What the task requires = Reproduce the data below line for line, without any change, omitting the picture placeholders.

— start Given data —

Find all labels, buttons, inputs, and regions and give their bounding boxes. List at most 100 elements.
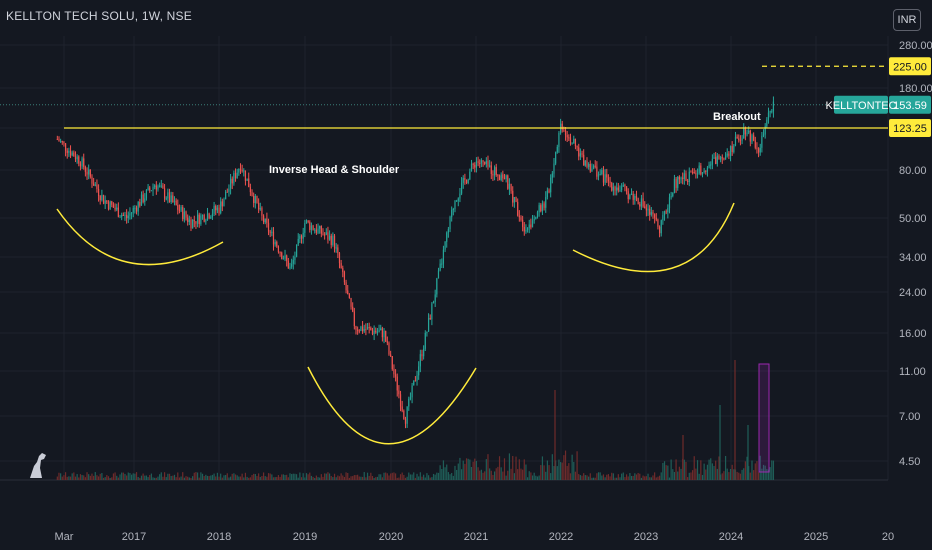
- candle-body: [154, 185, 156, 187]
- volume-bar: [672, 469, 674, 480]
- candle-body: [244, 170, 247, 181]
- candle-body: [599, 174, 601, 176]
- volume-bar: [650, 477, 652, 480]
- volume-bar: [576, 451, 578, 480]
- volume-bar: [71, 473, 73, 480]
- candle-body: [325, 232, 327, 235]
- candle-body: [678, 176, 680, 180]
- symbol-tag: KELLTONTEC: [825, 100, 896, 112]
- volume-bar: [454, 465, 456, 480]
- volume-bar: [195, 472, 197, 480]
- candle-body: [624, 185, 626, 187]
- candle-body: [617, 187, 619, 191]
- candle-body: [66, 150, 68, 153]
- volume-bar: [642, 475, 644, 480]
- volume-bar: [314, 477, 316, 480]
- candle-body: [710, 164, 712, 166]
- volume-bar: [525, 464, 527, 480]
- volume-bar: [102, 477, 105, 480]
- volume-bar: [61, 476, 63, 480]
- candle-body: [589, 164, 591, 172]
- candle-body: [741, 138, 743, 141]
- candle-body: [274, 242, 276, 245]
- candle-body: [116, 207, 118, 210]
- candle-body: [434, 294, 436, 302]
- volume-bar: [129, 473, 131, 480]
- candle-body: [228, 188, 230, 192]
- volume-bar: [695, 468, 697, 480]
- candle-body: [426, 331, 428, 333]
- candle-body: [271, 231, 273, 233]
- candle-body: [119, 216, 121, 218]
- candle-body: [464, 177, 466, 180]
- candle-body: [277, 246, 280, 252]
- candle-body: [713, 157, 715, 159]
- x-tick-label: 2020: [379, 531, 403, 543]
- volume-bar: [522, 469, 524, 480]
- candle-body: [79, 163, 82, 167]
- volume-bar: [531, 475, 534, 480]
- volume-bar: [723, 471, 725, 480]
- volume-bar: [295, 474, 298, 480]
- volume-bar: [121, 472, 123, 480]
- volume-bar: [579, 475, 581, 480]
- candle-body: [403, 410, 405, 419]
- candle-body: [264, 218, 266, 223]
- candle-body: [729, 146, 732, 156]
- candle-body: [472, 163, 474, 165]
- candle-body: [734, 136, 737, 146]
- volume-bar: [467, 458, 469, 480]
- candle-body: [708, 164, 710, 168]
- candle-body: [647, 208, 649, 211]
- volume-bar: [482, 472, 484, 480]
- candle-body: [581, 153, 583, 155]
- breakout-volume-box: [758, 363, 770, 473]
- volume-bar: [259, 476, 261, 480]
- volume-bar: [436, 472, 438, 480]
- candle-body: [769, 111, 771, 113]
- candle-body: [687, 180, 689, 182]
- candle-body: [606, 174, 608, 178]
- candle-body: [355, 326, 357, 330]
- candle-body: [239, 168, 242, 171]
- candle-body: [149, 187, 151, 191]
- volume-bar: [145, 475, 148, 480]
- volume-bar: [710, 458, 712, 480]
- candle-body: [386, 341, 388, 343]
- volume-bar: [424, 477, 426, 480]
- volume-bar: [375, 477, 377, 480]
- last-price-tag: 153.59: [893, 100, 927, 112]
- volume-bar: [475, 460, 478, 480]
- y-tick-label: 16.00: [899, 328, 927, 340]
- candle-body: [147, 187, 149, 191]
- volume-bar: [493, 471, 496, 480]
- candle-body: [432, 301, 435, 304]
- candle-body: [757, 148, 760, 153]
- volume-bar: [79, 474, 82, 480]
- candle-body: [215, 205, 217, 211]
- volume-bar: [724, 455, 727, 480]
- candle-body: [390, 354, 392, 357]
- candle-body: [746, 132, 748, 135]
- candle-body: [744, 128, 746, 135]
- volume-bar: [619, 477, 621, 480]
- currency-button[interactable]: INR: [893, 9, 921, 31]
- candle-body: [482, 160, 484, 163]
- candle-body: [236, 172, 238, 179]
- candle-body: [728, 153, 730, 156]
- candle-body: [733, 145, 735, 152]
- candle-body: [284, 255, 286, 259]
- volume-bar: [398, 477, 400, 480]
- volume-bar: [60, 473, 62, 480]
- candle-body: [297, 238, 299, 245]
- volume-bar: [348, 477, 350, 480]
- volume-bar: [731, 464, 733, 480]
- pattern-annotation: Inverse Head & Shoulder: [269, 164, 400, 176]
- volume-bar: [167, 473, 169, 480]
- volume-bar: [663, 461, 666, 480]
- candle-body: [518, 215, 520, 218]
- candle-body: [753, 135, 755, 141]
- volume-bar: [289, 473, 291, 480]
- candle-body: [192, 219, 194, 229]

— end Given data —

In response =
Find all labels, buttons, inputs, and regions and give their bounding boxes. List at most 100 elements.
- candle-body: [154, 185, 156, 187]
- volume-bar: [672, 469, 674, 480]
- candle-body: [244, 170, 247, 181]
- candle-body: [599, 174, 601, 176]
- volume-bar: [650, 477, 652, 480]
- volume-bar: [576, 451, 578, 480]
- volume-bar: [71, 473, 73, 480]
- candle-body: [325, 232, 327, 235]
- candle-body: [678, 176, 680, 180]
- symbol-tag: KELLTONTEC: [825, 100, 896, 112]
- volume-bar: [454, 465, 456, 480]
- volume-bar: [195, 472, 197, 480]
- candle-body: [624, 185, 626, 187]
- candle-body: [617, 187, 619, 191]
- candle-body: [66, 150, 68, 153]
- volume-bar: [642, 475, 644, 480]
- volume-bar: [314, 477, 316, 480]
- candle-body: [710, 164, 712, 166]
- volume-bar: [525, 464, 527, 480]
- volume-bar: [102, 477, 105, 480]
- volume-bar: [61, 476, 63, 480]
- candle-body: [589, 164, 591, 172]
- candle-body: [741, 138, 743, 141]
- candle-body: [274, 242, 276, 245]
- candle-body: [116, 207, 118, 210]
- candle-body: [434, 294, 436, 302]
- volume-bar: [129, 473, 131, 480]
- candle-body: [228, 188, 230, 192]
- volume-bar: [695, 468, 697, 480]
- candle-body: [426, 331, 428, 333]
- candle-body: [271, 231, 273, 233]
- candle-body: [119, 216, 121, 218]
- candle-body: [464, 177, 466, 180]
- candle-body: [277, 246, 280, 252]
- candle-body: [713, 157, 715, 159]
- x-tick-label: 2020: [379, 531, 403, 543]
- volume-bar: [522, 469, 524, 480]
- candle-body: [79, 163, 82, 167]
- volume-bar: [531, 475, 534, 480]
- volume-bar: [723, 471, 725, 480]
- volume-bar: [295, 474, 298, 480]
- volume-bar: [121, 472, 123, 480]
- volume-bar: [579, 475, 581, 480]
- candle-body: [403, 410, 405, 419]
- candle-body: [264, 218, 266, 223]
- candle-body: [729, 146, 732, 156]
- candle-body: [472, 163, 474, 165]
- candle-body: [734, 136, 737, 146]
- volume-bar: [467, 458, 469, 480]
- candle-body: [708, 164, 710, 168]
- candle-body: [647, 208, 649, 211]
- volume-bar: [482, 472, 484, 480]
- candle-body: [581, 153, 583, 155]
- breakout-volume-box: [758, 363, 770, 473]
- volume-bar: [259, 476, 261, 480]
- volume-bar: [436, 472, 438, 480]
- candle-body: [769, 111, 771, 113]
- candle-body: [687, 180, 689, 182]
- candle-body: [606, 174, 608, 178]
- candle-body: [355, 326, 357, 330]
- candle-body: [239, 168, 242, 171]
- candle-body: [149, 187, 151, 191]
- volume-bar: [145, 475, 148, 480]
- volume-bar: [710, 458, 712, 480]
- candle-body: [386, 341, 388, 343]
- volume-bar: [424, 477, 426, 480]
- volume-bar: [375, 477, 377, 480]
- last-price-tag: 153.59: [893, 100, 927, 112]
- volume-bar: [475, 460, 478, 480]
- y-tick-label: 16.00: [899, 328, 927, 340]
- candle-body: [147, 187, 149, 191]
- volume-bar: [493, 471, 496, 480]
- candle-body: [432, 301, 435, 304]
- candle-body: [757, 148, 760, 153]
- volume-bar: [79, 474, 82, 480]
- candle-body: [215, 205, 217, 211]
- volume-bar: [724, 455, 727, 480]
- candle-body: [390, 354, 392, 357]
- candle-body: [746, 132, 748, 135]
- candle-body: [744, 128, 746, 135]
- volume-bar: [619, 477, 621, 480]
- currency-button[interactable]: INR: [893, 9, 921, 31]
- candle-body: [482, 160, 484, 163]
- candle-body: [236, 172, 238, 179]
- candle-body: [728, 153, 730, 156]
- candle-body: [733, 145, 735, 152]
- candle-body: [284, 255, 286, 259]
- volume-bar: [398, 477, 400, 480]
- volume-bar: [60, 473, 62, 480]
- candle-body: [297, 238, 299, 245]
- volume-bar: [348, 477, 350, 480]
- volume-bar: [731, 464, 733, 480]
- pattern-annotation: Inverse Head & Shoulder: [269, 164, 400, 176]
- volume-bar: [167, 473, 169, 480]
- volume-bar: [663, 461, 666, 480]
- candle-body: [518, 215, 520, 218]
- candle-body: [753, 135, 755, 141]
- volume-bar: [289, 473, 291, 480]
- candle-body: [192, 219, 194, 229]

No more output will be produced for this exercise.